Set exercise
List each line in which the string "scene" appears.

Data excerpts

= = = =

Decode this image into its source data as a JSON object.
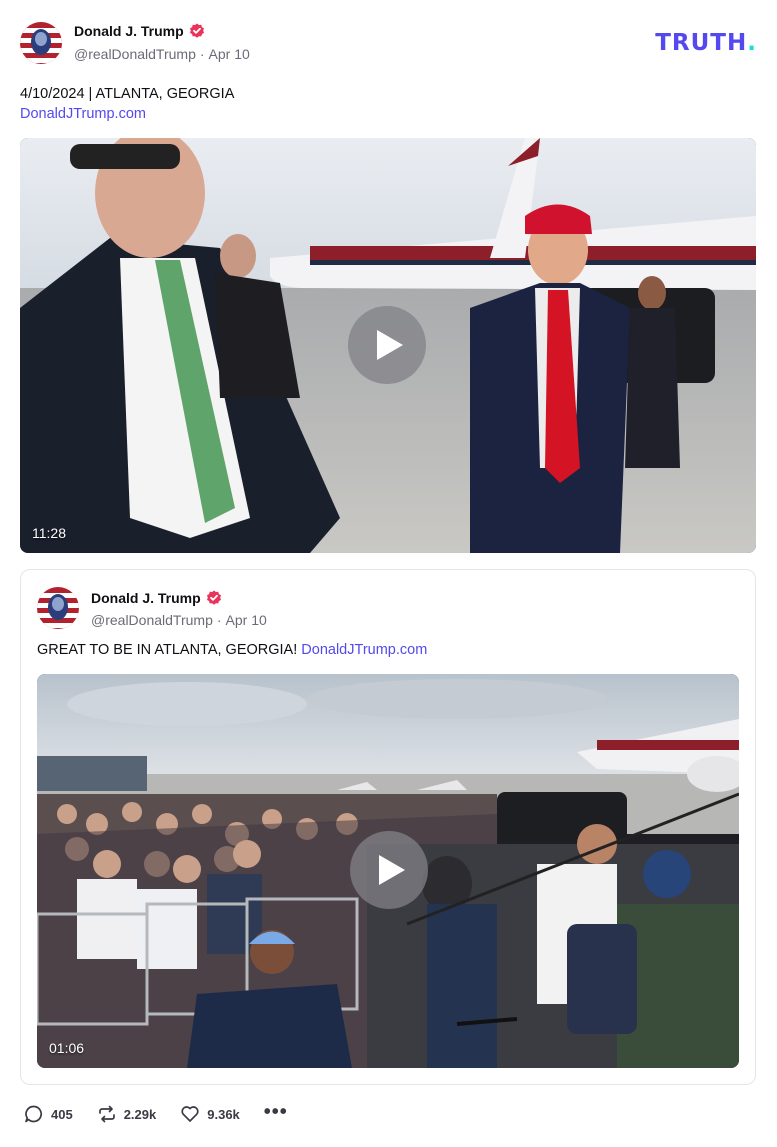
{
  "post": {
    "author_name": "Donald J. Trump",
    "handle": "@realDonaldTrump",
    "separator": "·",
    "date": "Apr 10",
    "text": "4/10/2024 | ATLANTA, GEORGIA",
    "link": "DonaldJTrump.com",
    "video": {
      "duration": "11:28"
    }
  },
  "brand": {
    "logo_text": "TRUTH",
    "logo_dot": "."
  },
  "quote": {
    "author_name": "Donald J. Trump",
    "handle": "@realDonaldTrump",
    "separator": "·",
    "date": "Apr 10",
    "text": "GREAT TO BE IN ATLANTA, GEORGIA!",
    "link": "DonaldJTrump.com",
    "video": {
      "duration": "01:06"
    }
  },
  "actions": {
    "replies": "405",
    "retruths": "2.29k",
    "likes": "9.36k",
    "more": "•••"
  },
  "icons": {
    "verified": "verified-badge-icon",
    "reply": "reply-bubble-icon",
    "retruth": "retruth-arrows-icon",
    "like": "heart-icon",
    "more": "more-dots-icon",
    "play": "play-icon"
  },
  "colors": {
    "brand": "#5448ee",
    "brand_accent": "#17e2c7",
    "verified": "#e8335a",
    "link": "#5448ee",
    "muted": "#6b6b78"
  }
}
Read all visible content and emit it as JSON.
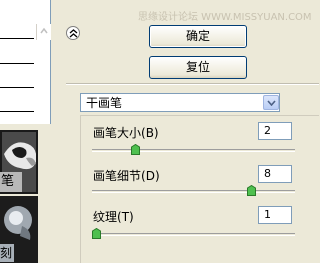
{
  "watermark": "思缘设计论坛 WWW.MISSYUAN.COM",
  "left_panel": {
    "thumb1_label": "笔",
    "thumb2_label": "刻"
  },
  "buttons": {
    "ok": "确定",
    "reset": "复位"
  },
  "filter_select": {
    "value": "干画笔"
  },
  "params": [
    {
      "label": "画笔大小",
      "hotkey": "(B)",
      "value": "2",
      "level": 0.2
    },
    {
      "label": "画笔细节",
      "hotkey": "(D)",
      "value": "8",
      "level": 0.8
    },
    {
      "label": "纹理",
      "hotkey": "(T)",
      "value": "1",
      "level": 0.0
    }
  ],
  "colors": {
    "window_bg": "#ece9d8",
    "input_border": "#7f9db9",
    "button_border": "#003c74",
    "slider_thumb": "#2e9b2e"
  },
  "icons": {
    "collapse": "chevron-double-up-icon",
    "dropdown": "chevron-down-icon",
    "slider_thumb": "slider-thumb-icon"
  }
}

= = = =

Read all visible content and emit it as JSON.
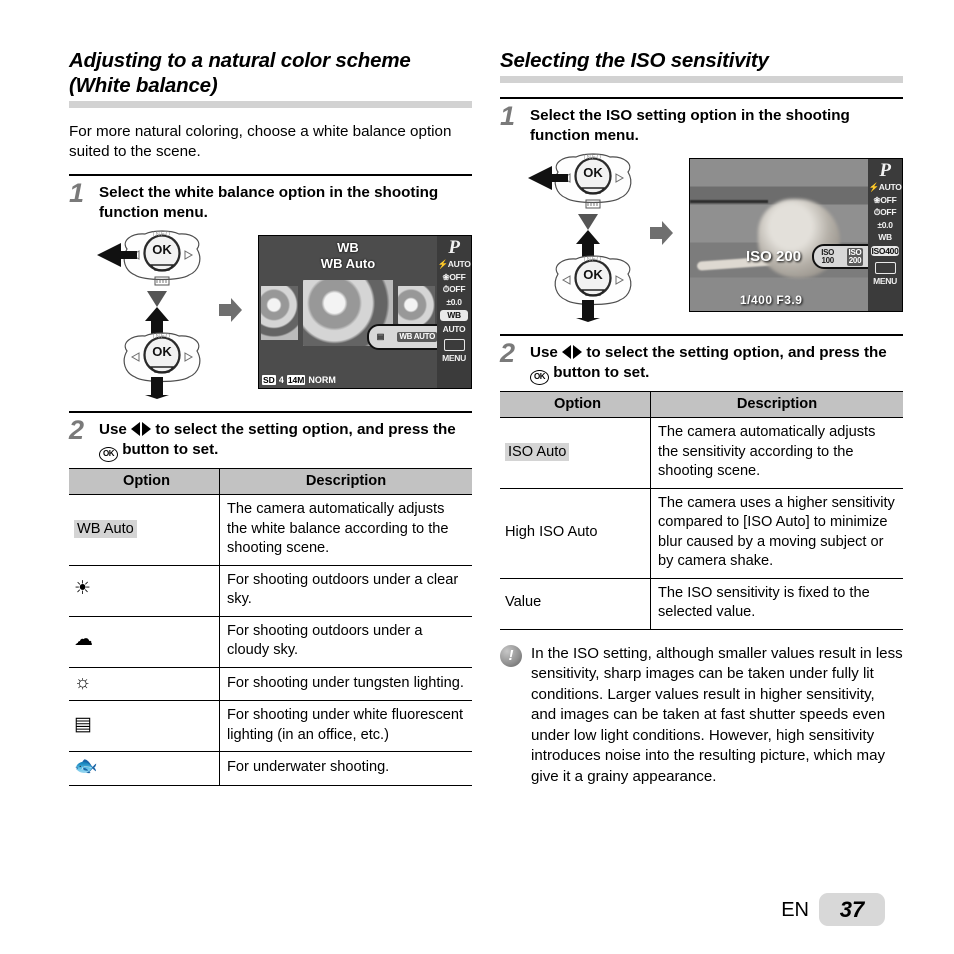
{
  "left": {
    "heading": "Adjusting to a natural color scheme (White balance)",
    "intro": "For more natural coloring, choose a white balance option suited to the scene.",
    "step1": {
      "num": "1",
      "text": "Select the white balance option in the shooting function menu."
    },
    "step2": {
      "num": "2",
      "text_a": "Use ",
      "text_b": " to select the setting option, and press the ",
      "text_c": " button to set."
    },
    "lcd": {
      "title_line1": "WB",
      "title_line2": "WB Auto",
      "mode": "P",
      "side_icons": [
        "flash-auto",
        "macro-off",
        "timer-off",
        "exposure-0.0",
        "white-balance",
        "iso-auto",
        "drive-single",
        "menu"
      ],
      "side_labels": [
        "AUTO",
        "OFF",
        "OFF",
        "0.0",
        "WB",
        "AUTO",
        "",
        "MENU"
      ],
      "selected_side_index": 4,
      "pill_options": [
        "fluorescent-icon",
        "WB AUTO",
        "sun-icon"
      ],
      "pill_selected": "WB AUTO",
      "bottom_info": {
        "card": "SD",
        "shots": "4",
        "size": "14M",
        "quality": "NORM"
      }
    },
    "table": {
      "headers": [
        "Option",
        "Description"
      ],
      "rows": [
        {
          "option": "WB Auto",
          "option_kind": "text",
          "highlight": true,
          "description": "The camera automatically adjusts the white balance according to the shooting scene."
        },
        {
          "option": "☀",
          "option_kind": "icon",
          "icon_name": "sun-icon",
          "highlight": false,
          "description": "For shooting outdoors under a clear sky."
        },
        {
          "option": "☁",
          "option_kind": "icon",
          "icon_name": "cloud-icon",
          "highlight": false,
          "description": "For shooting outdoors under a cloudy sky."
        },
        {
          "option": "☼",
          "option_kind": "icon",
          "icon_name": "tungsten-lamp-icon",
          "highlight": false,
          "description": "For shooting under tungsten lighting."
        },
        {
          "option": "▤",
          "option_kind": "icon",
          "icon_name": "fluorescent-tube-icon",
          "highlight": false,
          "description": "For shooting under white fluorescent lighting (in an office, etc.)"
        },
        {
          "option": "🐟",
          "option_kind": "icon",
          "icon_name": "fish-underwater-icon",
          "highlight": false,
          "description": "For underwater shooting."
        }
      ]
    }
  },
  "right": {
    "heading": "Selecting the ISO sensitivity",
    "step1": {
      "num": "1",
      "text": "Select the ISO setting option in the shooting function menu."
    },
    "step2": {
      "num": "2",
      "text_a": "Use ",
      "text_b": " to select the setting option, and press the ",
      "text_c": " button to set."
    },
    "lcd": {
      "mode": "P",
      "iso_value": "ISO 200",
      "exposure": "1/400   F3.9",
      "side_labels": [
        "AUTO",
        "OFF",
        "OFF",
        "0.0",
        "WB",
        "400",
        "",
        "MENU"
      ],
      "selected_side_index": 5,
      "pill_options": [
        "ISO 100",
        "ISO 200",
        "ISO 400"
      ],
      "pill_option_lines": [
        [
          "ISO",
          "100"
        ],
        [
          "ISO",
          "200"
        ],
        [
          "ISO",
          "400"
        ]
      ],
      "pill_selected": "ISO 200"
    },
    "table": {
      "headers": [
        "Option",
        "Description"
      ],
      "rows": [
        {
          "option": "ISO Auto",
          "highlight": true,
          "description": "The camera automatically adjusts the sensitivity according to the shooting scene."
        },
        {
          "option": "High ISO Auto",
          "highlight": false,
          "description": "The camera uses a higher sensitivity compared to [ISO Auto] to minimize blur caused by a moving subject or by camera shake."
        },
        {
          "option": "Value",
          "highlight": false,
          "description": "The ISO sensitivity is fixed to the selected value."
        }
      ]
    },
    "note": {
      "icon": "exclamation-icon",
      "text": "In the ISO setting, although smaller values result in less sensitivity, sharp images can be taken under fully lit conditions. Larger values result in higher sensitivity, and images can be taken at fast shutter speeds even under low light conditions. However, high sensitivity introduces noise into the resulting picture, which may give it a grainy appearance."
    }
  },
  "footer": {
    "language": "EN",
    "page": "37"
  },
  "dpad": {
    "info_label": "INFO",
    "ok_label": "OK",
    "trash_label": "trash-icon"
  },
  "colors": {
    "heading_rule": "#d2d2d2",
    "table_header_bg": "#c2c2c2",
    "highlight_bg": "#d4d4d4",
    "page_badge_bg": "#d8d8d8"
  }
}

= = = =

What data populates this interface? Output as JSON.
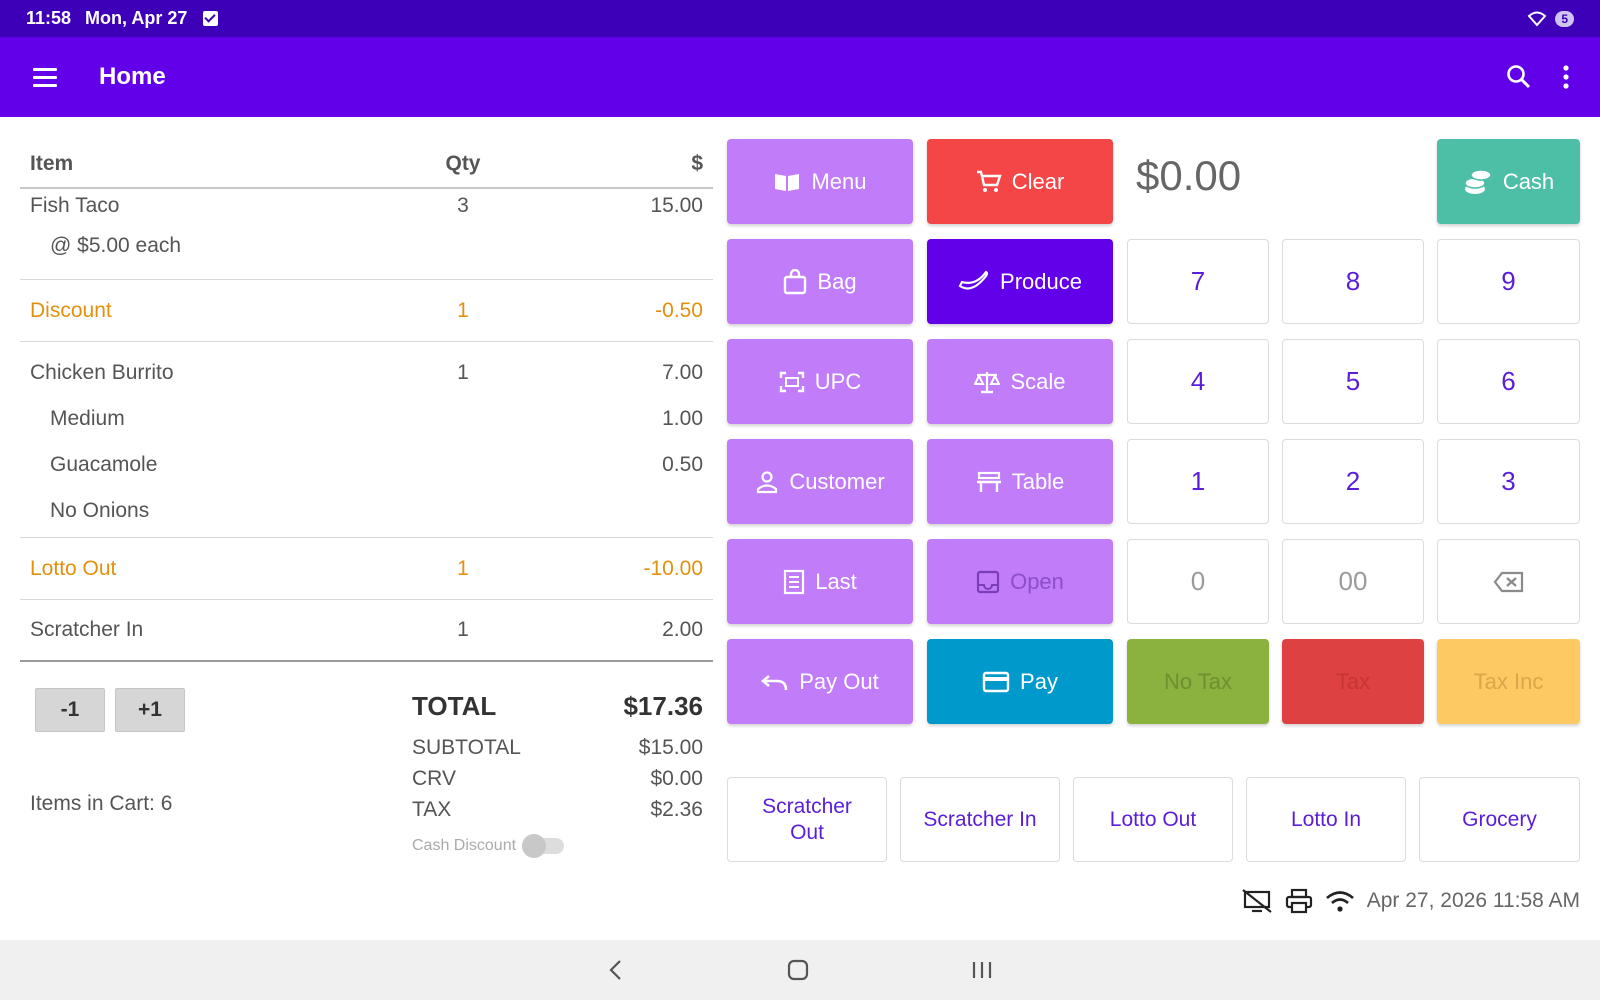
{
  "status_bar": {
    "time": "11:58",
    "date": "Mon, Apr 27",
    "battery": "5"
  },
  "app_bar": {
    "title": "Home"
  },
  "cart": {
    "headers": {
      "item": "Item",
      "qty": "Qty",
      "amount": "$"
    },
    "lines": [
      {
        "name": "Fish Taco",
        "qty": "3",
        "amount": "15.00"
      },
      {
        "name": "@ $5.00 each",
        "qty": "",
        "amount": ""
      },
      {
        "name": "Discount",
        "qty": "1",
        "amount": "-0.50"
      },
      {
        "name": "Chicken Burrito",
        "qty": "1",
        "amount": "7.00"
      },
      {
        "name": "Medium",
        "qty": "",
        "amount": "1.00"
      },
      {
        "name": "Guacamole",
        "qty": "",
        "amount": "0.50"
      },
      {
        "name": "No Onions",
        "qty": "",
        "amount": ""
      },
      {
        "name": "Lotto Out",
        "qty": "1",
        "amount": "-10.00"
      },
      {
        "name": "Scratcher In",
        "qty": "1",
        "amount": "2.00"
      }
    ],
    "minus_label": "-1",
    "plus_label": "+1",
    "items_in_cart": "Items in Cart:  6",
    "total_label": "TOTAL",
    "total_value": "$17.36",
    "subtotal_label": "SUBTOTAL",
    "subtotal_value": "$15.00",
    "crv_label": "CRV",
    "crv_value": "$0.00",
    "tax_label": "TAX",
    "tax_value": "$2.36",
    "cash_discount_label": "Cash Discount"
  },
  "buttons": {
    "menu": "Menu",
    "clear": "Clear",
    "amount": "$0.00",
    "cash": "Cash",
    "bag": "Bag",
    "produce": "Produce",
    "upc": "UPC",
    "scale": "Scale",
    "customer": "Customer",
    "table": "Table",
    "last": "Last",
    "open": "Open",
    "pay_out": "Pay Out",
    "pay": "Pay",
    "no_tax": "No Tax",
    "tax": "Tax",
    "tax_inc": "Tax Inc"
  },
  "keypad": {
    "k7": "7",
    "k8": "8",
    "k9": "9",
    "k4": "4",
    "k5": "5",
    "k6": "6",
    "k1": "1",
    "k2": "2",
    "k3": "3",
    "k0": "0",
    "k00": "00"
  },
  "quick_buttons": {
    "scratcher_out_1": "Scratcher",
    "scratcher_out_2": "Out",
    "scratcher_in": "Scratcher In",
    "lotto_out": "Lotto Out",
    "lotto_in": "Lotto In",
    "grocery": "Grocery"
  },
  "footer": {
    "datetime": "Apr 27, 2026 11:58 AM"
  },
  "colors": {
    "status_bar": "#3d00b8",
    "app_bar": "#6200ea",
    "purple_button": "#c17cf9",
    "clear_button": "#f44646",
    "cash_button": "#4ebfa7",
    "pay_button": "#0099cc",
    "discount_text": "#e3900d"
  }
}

= = = =

Exercise solution
    "intro": "For more natural coloring, choose a white balance option suited to the scene.",
          "description": "The camera automatically adjusts the white balance according to the shooting scene."
          "description": "The camera automatically adjusts the sensitivity according to the shooting scene."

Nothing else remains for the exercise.